# WORK REQUIRED
Return all the data, word for word.

┄┄┄┄┄┄

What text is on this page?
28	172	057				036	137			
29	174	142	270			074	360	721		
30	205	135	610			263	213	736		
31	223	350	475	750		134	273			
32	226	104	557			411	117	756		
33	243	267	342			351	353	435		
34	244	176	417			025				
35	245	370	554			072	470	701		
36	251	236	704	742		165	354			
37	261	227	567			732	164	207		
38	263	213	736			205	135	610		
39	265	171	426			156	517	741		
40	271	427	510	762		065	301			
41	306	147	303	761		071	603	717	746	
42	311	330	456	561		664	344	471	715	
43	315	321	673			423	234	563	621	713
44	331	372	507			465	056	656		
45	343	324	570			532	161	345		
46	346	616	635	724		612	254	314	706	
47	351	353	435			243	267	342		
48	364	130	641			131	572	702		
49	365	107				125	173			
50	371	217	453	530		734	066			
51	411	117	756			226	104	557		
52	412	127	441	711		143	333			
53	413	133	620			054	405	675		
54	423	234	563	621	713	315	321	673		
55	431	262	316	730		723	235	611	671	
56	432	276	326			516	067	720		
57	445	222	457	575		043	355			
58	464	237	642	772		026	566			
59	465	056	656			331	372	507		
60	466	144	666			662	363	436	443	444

┄┄┄┄┄┄

# RESULT
What text is on this page?
28	172	057				036	137			
29	174	142	270			074	360	721		
30	205	135	610			263	213	736		
31	223	350	475	750		134	273			
32	226	104	557			411	117	756		
33	243	267	342			351	353	435		
34	244	176	417			025				
35	245	370	554			072	470	701		
36	251	236	704	742		165	354			
37	261	227	567			732	164	207		
38	263	213	736			205	135	610		
39	265	171	426			156	517	741		
40	271	427	510	762		065	301			
41	306	147	303	761		071	603	717	746	
42	311	330	456	561		664	344	471	715	
43	315	321	673			423	234	563	621	713
44	331	372	507			465	056	656		
45	343	324	570			532	161	345		
46	346	616	635	724		612	254	314	706	
47	351	353	435			243	267	342		
48	364	130	641			131	572	702		
49	365	107				125	173			
50	371	217	453	530		734	066			
51	411	117	756			226	104	557		
52	412	127	441	711		143	333			
53	413	133	620			054	405	675		
54	423	234	563	621	713	315	321	673		
55	431	262	316	730		723	235	611	671	
56	432	276	326			516	067	720		
57	445	222	457	575		043	355			
58	464	237	642	772		026	566			
59	465	056	656			331	372	507		
60	466	144	666			662	363	436	443	444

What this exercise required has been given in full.